Exercise goal:
Quote the listing below in full and exactly as written, but omit every picture.

── Material provided

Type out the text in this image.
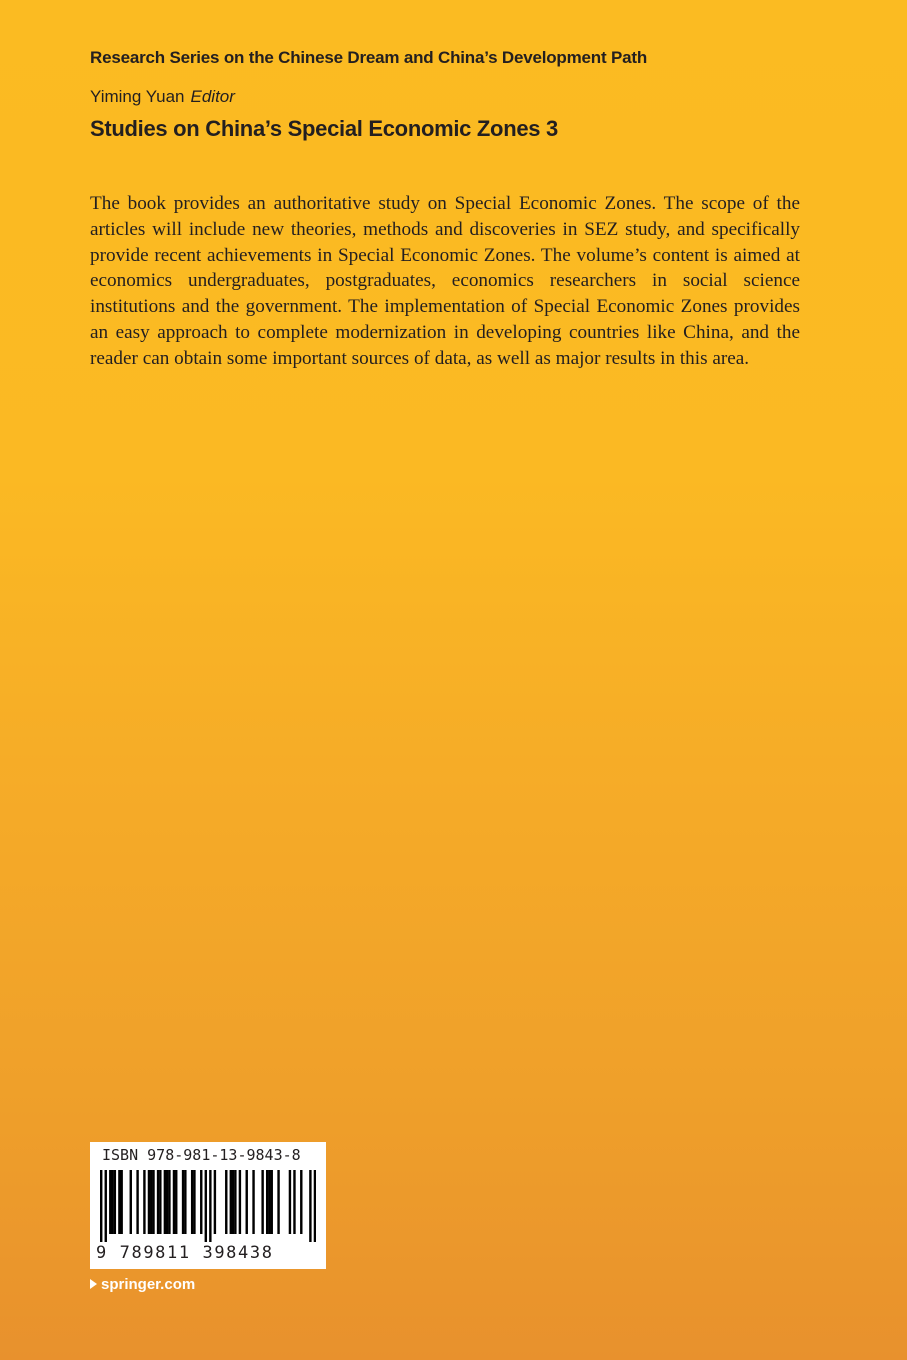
Research Series on the Chinese Dream and China’s Development Path
Yiming Yuan Editor
Studies on China’s Special Economic Zones 3

The book provides an authoritative study on Special Economic Zones. The scope of the articles will include new theories, methods and discoveries in SEZ study, and specifically provide recent achievements in Special Economic Zones. The volume’s content is aimed at economics undergraduates, postgraduates, economics researchers in social science institutions and the government. The implementation of Special Economic Zones provides an easy approach to complete modernization in developing countries like China, and the reader can obtain some important sources of data, as well as major results in this area.

ISBN 978-981-13-9843-8
9 789811 398438
springer.com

────

Solution to this problem:
Type out the text in this image.
Research Series on the Chinese Dream and China’s Development Path
Yiming Yuan Editor
Studies on China’s Special Economic Zones 3

The book provides an authoritative study on Special Economic Zones. The scope of the articles will include new theories, methods and discoveries in SEZ study, and specifically provide recent achievements in Special Economic Zones. The volume’s content is aimed at economics undergraduates, postgraduates, economics researchers in social science institutions and the government. The implementation of Special Economic Zones provides an easy approach to complete modernization in developing countries like China, and the reader can obtain some important sources of data, as well as major results in this area.

ISBN 978-981-13-9843-8
9 789811 398438
springer.com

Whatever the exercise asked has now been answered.